▸ What to do:
• 1. Do these statements agree with the forum post about buying a betta? (a) The poster chose a 20 gallon tank. (b) The poster will wash the tank equipment with soap. (c) The poster's friends keep their bettas in large tanks. For each, answer yes or no and quote the words of the post that decide it.
• 2. In the forum post about buying a betta, what will the poster use to start the fishless cycle?
• 3. Reproduce the passage of the betta forum post that begins at the words "I will be a" and stops after "for / avoid?".

▸ Document section:

--- --- ---

# What should I look for when buying my betta?



## cataze (Nov 29, 2011)

Hi everyone!

I'm a newbie. Not only to this forum, but I've never owned a fish before!

Some friends of mine got bettas, and I fell in love. That's when I started doing research into fish care, and found this forum. I've been lurking for a couple of weeks trying to learn everything I can.

My friends have their bettas in those little tiny "designer" tanks, which broke my heart (I am currently discussing with them why their fish deserve much larger homes!). So I decided on a 20 gallon tank for my future friend. 

I have the substrate, fake plants, a cave, heater, filter, tank/hood. I will be washing everything tomorrow (no soap!) and setting the tank up to run for a day. Then I'm going to start a fishless cycle using Ammonia (10% ammonia, no scents or surfactants).

I will be a few weeks till my tank is ready for a betta. In the meantime I've been looking into what a healthy betta should look like. Which brings me to the reason for this post:

What should I look for when buying my betta? It's hard for me to imagine picking one out when they're cooped up in those tiny little plastic cups. I can't see if they are swimming strongly, etc. So are there specific things I can look for / avoid?

--- --- ---

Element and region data
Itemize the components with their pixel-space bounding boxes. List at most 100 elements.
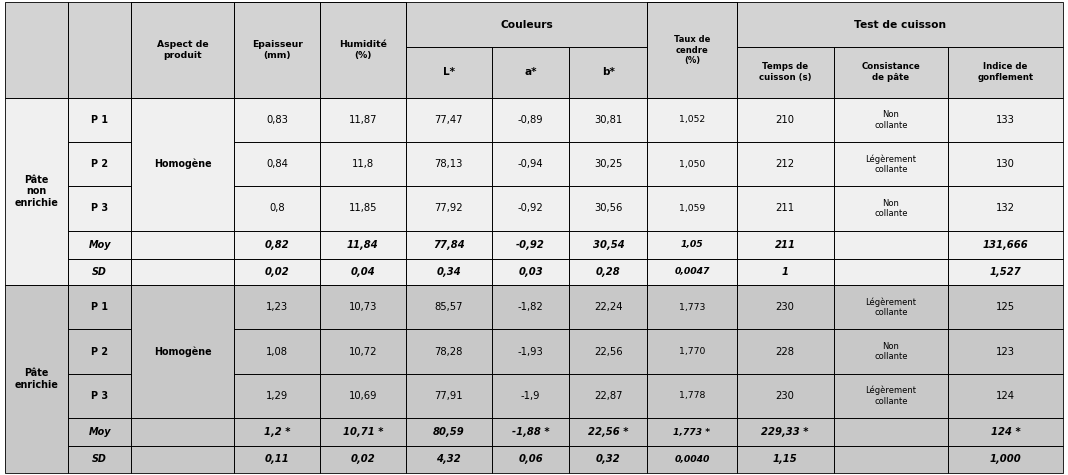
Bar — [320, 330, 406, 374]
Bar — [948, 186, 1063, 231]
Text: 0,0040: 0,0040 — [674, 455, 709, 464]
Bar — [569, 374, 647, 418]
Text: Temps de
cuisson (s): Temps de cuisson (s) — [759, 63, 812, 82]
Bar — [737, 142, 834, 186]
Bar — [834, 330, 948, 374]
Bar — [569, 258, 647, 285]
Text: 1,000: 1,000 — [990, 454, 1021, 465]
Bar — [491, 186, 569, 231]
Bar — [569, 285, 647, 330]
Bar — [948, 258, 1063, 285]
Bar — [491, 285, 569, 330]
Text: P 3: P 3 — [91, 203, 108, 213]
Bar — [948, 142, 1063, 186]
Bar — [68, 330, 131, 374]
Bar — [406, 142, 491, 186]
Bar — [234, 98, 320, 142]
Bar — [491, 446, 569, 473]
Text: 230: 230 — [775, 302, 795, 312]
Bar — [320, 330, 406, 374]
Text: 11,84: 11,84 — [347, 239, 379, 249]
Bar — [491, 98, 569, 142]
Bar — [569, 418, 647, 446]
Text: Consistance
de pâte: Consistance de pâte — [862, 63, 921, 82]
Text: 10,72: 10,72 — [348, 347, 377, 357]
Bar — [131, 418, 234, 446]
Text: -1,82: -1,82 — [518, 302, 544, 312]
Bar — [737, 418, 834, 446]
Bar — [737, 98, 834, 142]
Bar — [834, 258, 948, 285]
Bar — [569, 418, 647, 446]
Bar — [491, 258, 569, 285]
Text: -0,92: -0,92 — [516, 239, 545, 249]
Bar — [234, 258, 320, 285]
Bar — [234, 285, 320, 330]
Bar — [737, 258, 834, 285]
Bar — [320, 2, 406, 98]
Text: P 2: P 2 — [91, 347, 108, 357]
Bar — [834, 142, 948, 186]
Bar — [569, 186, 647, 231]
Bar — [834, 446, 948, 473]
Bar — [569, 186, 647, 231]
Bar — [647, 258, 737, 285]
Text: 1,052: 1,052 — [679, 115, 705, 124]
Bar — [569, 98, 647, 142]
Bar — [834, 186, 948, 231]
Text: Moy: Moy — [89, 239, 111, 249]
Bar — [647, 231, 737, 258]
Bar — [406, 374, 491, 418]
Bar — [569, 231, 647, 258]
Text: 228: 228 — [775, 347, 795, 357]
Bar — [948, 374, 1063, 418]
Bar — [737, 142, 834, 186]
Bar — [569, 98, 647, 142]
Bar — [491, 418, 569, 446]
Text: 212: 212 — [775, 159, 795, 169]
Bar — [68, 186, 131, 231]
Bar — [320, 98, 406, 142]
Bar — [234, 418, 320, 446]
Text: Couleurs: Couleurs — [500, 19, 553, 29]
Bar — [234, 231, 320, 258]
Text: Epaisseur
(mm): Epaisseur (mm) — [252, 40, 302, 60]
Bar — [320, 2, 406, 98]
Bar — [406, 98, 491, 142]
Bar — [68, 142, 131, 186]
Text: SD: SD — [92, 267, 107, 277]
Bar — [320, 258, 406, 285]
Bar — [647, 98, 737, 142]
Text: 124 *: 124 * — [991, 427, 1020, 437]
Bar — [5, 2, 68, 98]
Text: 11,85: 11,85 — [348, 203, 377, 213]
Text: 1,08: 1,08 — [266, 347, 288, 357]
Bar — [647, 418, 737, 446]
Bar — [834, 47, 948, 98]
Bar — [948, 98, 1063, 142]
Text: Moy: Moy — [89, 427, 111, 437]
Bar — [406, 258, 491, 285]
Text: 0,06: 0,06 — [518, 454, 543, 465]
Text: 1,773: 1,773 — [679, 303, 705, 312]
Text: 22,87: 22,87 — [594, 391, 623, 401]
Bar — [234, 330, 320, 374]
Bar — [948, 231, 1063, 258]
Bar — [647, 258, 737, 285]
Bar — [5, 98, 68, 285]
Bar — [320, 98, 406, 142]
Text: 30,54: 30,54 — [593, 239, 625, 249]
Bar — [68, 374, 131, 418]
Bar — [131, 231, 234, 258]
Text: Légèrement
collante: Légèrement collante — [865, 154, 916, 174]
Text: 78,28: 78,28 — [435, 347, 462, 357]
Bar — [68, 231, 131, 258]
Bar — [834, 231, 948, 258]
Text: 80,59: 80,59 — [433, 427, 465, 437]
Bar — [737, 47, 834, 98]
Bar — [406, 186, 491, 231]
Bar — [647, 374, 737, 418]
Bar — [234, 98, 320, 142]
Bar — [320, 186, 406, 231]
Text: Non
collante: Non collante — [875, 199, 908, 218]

--- --- ---

▸ Outputs in order:
• 1.
(a) Yes: "So I decided on a 20 gallon tank for my future friend."
(b) No: "I will be washing everything tomorrow (no soap!)"
(c) No: "My friends have their bettas in those little tiny "designer" tanks"

• 2. Ammonia (10% ammonia, with no scents or surfactants).

• 3.
I will be a few weeks till my tank is ready for a betta. In the meantime I've been looking into what a healthy betta should look like. Which brings me to the reason for this post:

What should I look for when buying my betta? It's hard for me to imagine picking one out when they're cooped up in those tiny little plastic cups. I can't see if they are swimming strongly, etc. So are there specific things I can look for / avoid?